**Exercise goal:** Output all the entries word for word. Omit the pictures.

**Recorded data:**
▬▬▬▬▬▬
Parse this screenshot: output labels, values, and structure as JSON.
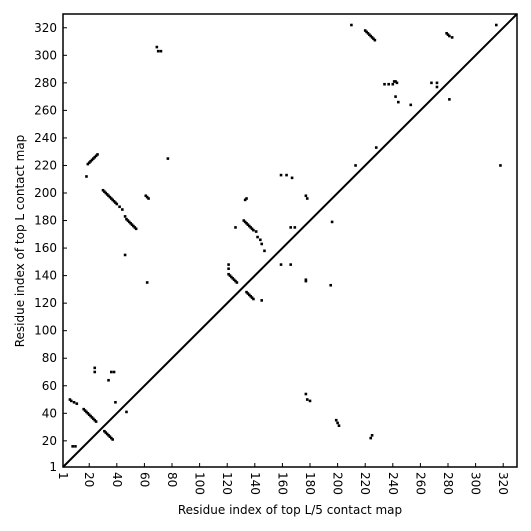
{
  "chart_data": {
    "type": "scatter",
    "x_label": "Residue index of top L/5 contact map",
    "y_label": "Residue index of top L contact map",
    "xlim": [
      1,
      330
    ],
    "ylim": [
      1,
      330
    ],
    "xticks": [
      1,
      20,
      40,
      60,
      80,
      100,
      120,
      140,
      160,
      180,
      200,
      220,
      240,
      260,
      280,
      300,
      320
    ],
    "yticks": [
      1,
      20,
      40,
      60,
      80,
      100,
      120,
      140,
      160,
      180,
      200,
      220,
      240,
      260,
      280,
      300,
      320
    ],
    "diagonal": true,
    "series": [
      {
        "color": "#000000",
        "x": [
          19,
          20,
          21,
          22,
          23,
          24,
          25,
          26,
          18,
          30,
          31,
          32,
          33,
          34,
          35,
          36,
          37,
          38,
          39,
          40,
          42,
          44,
          46,
          47,
          48,
          49,
          50,
          51,
          52,
          53,
          54,
          61,
          62,
          63,
          69,
          70,
          72,
          77,
          46,
          62,
          121,
          121,
          121,
          122,
          123,
          124,
          125,
          126,
          127,
          132,
          133,
          134,
          135,
          136,
          137,
          138,
          139,
          133,
          134,
          134,
          135,
          136,
          137,
          138,
          139,
          145,
          142,
          144,
          145,
          147,
          141,
          126,
          159,
          163,
          167,
          159,
          166,
          166,
          169,
          177,
          178,
          177,
          177,
          195,
          196,
          210,
          213,
          220,
          221,
          222,
          223,
          224,
          225,
          226,
          227,
          228,
          234,
          237,
          240,
          241,
          242,
          243,
          242,
          244,
          268,
          272,
          272,
          253,
          279,
          280,
          281,
          283,
          281,
          315
        ],
        "y": [
          221,
          222,
          223,
          224,
          225,
          226,
          227,
          228,
          212,
          202,
          201,
          200,
          199,
          198,
          197,
          196,
          195,
          194,
          193,
          192,
          190,
          188,
          183,
          181,
          180,
          179,
          178,
          177,
          176,
          175,
          174,
          198,
          197,
          196,
          306,
          303,
          303,
          225,
          155,
          135,
          148,
          145,
          141,
          140,
          139,
          138,
          137,
          136,
          135,
          180,
          179,
          178,
          177,
          176,
          175,
          174,
          173,
          195,
          196,
          128,
          127,
          126,
          125,
          124,
          123,
          122,
          168,
          166,
          163,
          158,
          172,
          175,
          213,
          213,
          211,
          148,
          148,
          175,
          175,
          198,
          196,
          137,
          136,
          133,
          179,
          322,
          220,
          318,
          317,
          316,
          315,
          314,
          313,
          312,
          311,
          233,
          279,
          279,
          279,
          281,
          281,
          280,
          270,
          266,
          280,
          280,
          277,
          264,
          316,
          315,
          314,
          313,
          268,
          322
        ]
      },
      {
        "color": "#000000",
        "x": [
          6,
          7,
          9,
          11,
          8,
          10,
          16,
          17,
          18,
          19,
          20,
          21,
          22,
          23,
          24,
          25,
          24,
          24,
          31,
          32,
          33,
          34,
          35,
          36,
          37,
          34,
          36,
          38,
          39,
          47,
          318,
          177,
          178,
          180,
          199,
          200,
          201,
          225,
          224
        ],
        "y": [
          50,
          49,
          48,
          47,
          16,
          16,
          43,
          42,
          41,
          40,
          39,
          38,
          37,
          36,
          35,
          34,
          70,
          73,
          27,
          26,
          25,
          24,
          23,
          22,
          21,
          64,
          70,
          70,
          48,
          41,
          220,
          54,
          50,
          49,
          35,
          33,
          31,
          24,
          22
        ]
      }
    ]
  }
}
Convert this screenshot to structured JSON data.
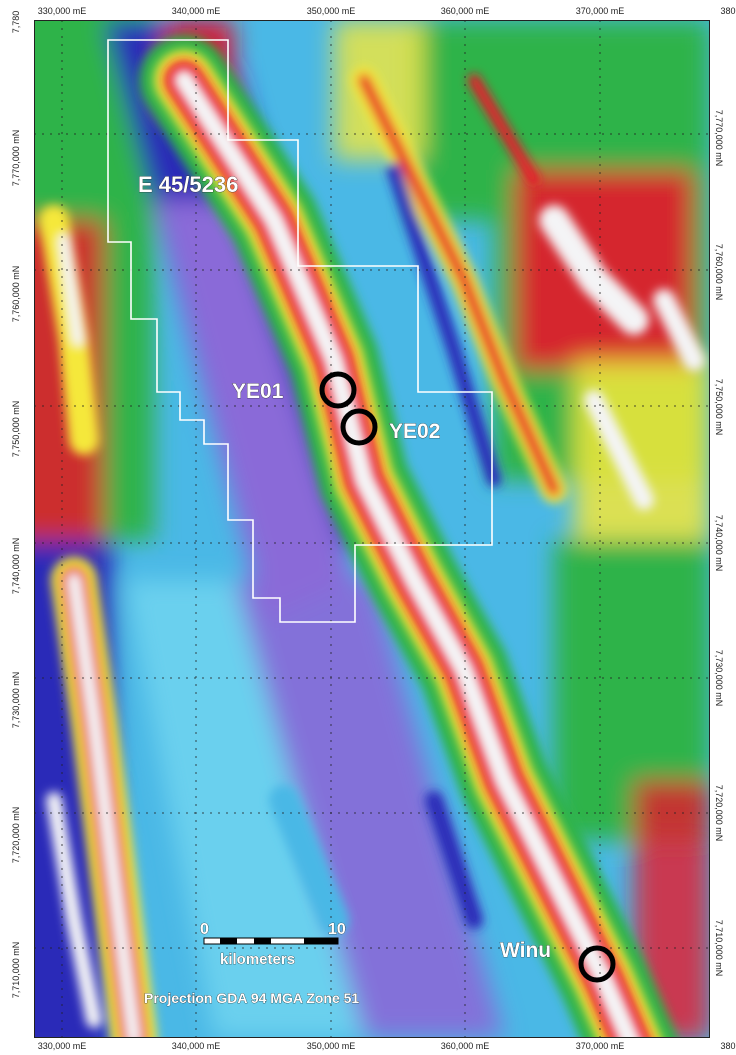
{
  "map": {
    "top_ticks": [
      "330,000 mE",
      "340,000 mE",
      "350,000 mE",
      "360,000 mE",
      "370,000 mE",
      "380"
    ],
    "bottom_ticks": [
      "330,000 mE",
      "340,000 mE",
      "350,000 mE",
      "360,000 mE",
      "370,000 mE",
      "380"
    ],
    "left_ticks": [
      "7,780",
      "7,770,000 mN",
      "7,760,000 mN",
      "7,750,000 mN",
      "7,740,000 mN",
      "7,730,000 mN",
      "7,720,000 mN",
      "7,710,000 mN"
    ],
    "right_ticks": [
      "7,770,000 mN",
      "7,760,000 mN",
      "7,750,000 mN",
      "7,740,000 mN",
      "7,730,000 mN",
      "7,720,000 mN",
      "7,710,000 mN"
    ],
    "tenement_label": "E 45/5236",
    "prospects": [
      {
        "name": "YE01"
      },
      {
        "name": "YE02"
      },
      {
        "name": "Winu"
      }
    ],
    "scale_bar": {
      "start": "0",
      "end": "10",
      "unit": "kilometers"
    },
    "projection": "Projection GDA 94 MGA Zone 51",
    "colors": {
      "ridge": "#f4f4f6",
      "high": "#e8152a",
      "mid_high": "#f5e83a",
      "mid": "#2fb34a",
      "low": "#4ab8e6",
      "very_low": "#2a2ab8",
      "purple": "#8a6ad8",
      "boundary": "#ffffff",
      "marker": "#000000",
      "grid": "#222222"
    }
  }
}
▬▬▬▬▬▬
**Task solution:**
Parse this screenshot: output labels, values, and structure as JSON.
{
  "chart_data": {
    "type": "scatter",
    "x_label": "Residue index of top L/5 contact map",
    "y_label": "Residue index of top L contact map",
    "xlim": [
      1,
      330
    ],
    "ylim": [
      1,
      330
    ],
    "xticks": [
      1,
      20,
      40,
      60,
      80,
      100,
      120,
      140,
      160,
      180,
      200,
      220,
      240,
      260,
      280,
      300,
      320
    ],
    "yticks": [
      1,
      20,
      40,
      60,
      80,
      100,
      120,
      140,
      160,
      180,
      200,
      220,
      240,
      260,
      280,
      300,
      320
    ],
    "diagonal": true,
    "series": [
      {
        "color": "#000000",
        "x": [
          19,
          20,
          21,
          22,
          23,
          24,
          25,
          26,
          18,
          30,
          31,
          32,
          33,
          34,
          35,
          36,
          37,
          38,
          39,
          40,
          42,
          44,
          46,
          47,
          48,
          49,
          50,
          51,
          52,
          53,
          54,
          61,
          62,
          63,
          69,
          70,
          72,
          77,
          46,
          62,
          121,
          121,
          121,
          122,
          123,
          124,
          125,
          126,
          127,
          132,
          133,
          134,
          135,
          136,
          137,
          138,
          139,
          133,
          134,
          134,
          135,
          136,
          137,
          138,
          139,
          145,
          142,
          144,
          145,
          147,
          141,
          126,
          159,
          163,
          167,
          159,
          166,
          166,
          169,
          177,
          178,
          177,
          177,
          195,
          196,
          210,
          213,
          220,
          221,
          222,
          223,
          224,
          225,
          226,
          227,
          228,
          234,
          237,
          240,
          241,
          242,
          243,
          242,
          244,
          268,
          272,
          272,
          253,
          279,
          280,
          281,
          283,
          281,
          315
        ],
        "y": [
          221,
          222,
          223,
          224,
          225,
          226,
          227,
          228,
          212,
          202,
          201,
          200,
          199,
          198,
          197,
          196,
          195,
          194,
          193,
          192,
          190,
          188,
          183,
          181,
          180,
          179,
          178,
          177,
          176,
          175,
          174,
          198,
          197,
          196,
          306,
          303,
          303,
          225,
          155,
          135,
          148,
          145,
          141,
          140,
          139,
          138,
          137,
          136,
          135,
          180,
          179,
          178,
          177,
          176,
          175,
          174,
          173,
          195,
          196,
          128,
          127,
          126,
          125,
          124,
          123,
          122,
          168,
          166,
          163,
          158,
          172,
          175,
          213,
          213,
          211,
          148,
          148,
          175,
          175,
          198,
          196,
          137,
          136,
          133,
          179,
          322,
          220,
          318,
          317,
          316,
          315,
          314,
          313,
          312,
          311,
          233,
          279,
          279,
          279,
          281,
          281,
          280,
          270,
          266,
          280,
          280,
          277,
          264,
          316,
          315,
          314,
          313,
          268,
          322
        ]
      },
      {
        "color": "#000000",
        "x": [
          6,
          7,
          9,
          11,
          8,
          10,
          16,
          17,
          18,
          19,
          20,
          21,
          22,
          23,
          24,
          25,
          24,
          24,
          31,
          32,
          33,
          34,
          35,
          36,
          37,
          34,
          36,
          38,
          39,
          47,
          318,
          177,
          178,
          180,
          199,
          200,
          201,
          225,
          224
        ],
        "y": [
          50,
          49,
          48,
          47,
          16,
          16,
          43,
          42,
          41,
          40,
          39,
          38,
          37,
          36,
          35,
          34,
          70,
          73,
          27,
          26,
          25,
          24,
          23,
          22,
          21,
          64,
          70,
          70,
          48,
          41,
          220,
          54,
          50,
          49,
          35,
          33,
          31,
          24,
          22
        ]
      }
    ]
  }
}
Convert this screenshot to structured JSON data.
{
  "map": {
    "top_ticks": [
      "330,000 mE",
      "340,000 mE",
      "350,000 mE",
      "360,000 mE",
      "370,000 mE",
      "380"
    ],
    "bottom_ticks": [
      "330,000 mE",
      "340,000 mE",
      "350,000 mE",
      "360,000 mE",
      "370,000 mE",
      "380"
    ],
    "left_ticks": [
      "7,780",
      "7,770,000 mN",
      "7,760,000 mN",
      "7,750,000 mN",
      "7,740,000 mN",
      "7,730,000 mN",
      "7,720,000 mN",
      "7,710,000 mN"
    ],
    "right_ticks": [
      "7,770,000 mN",
      "7,760,000 mN",
      "7,750,000 mN",
      "7,740,000 mN",
      "7,730,000 mN",
      "7,720,000 mN",
      "7,710,000 mN"
    ],
    "tenement_label": "E 45/5236",
    "prospects": [
      {
        "name": "YE01"
      },
      {
        "name": "YE02"
      },
      {
        "name": "Winu"
      }
    ],
    "scale_bar": {
      "start": "0",
      "end": "10",
      "unit": "kilometers"
    },
    "projection": "Projection GDA 94 MGA Zone 51",
    "colors": {
      "ridge": "#f4f4f6",
      "high": "#e8152a",
      "mid_high": "#f5e83a",
      "mid": "#2fb34a",
      "low": "#4ab8e6",
      "very_low": "#2a2ab8",
      "purple": "#8a6ad8",
      "boundary": "#ffffff",
      "marker": "#000000",
      "grid": "#222222"
    }
  }
}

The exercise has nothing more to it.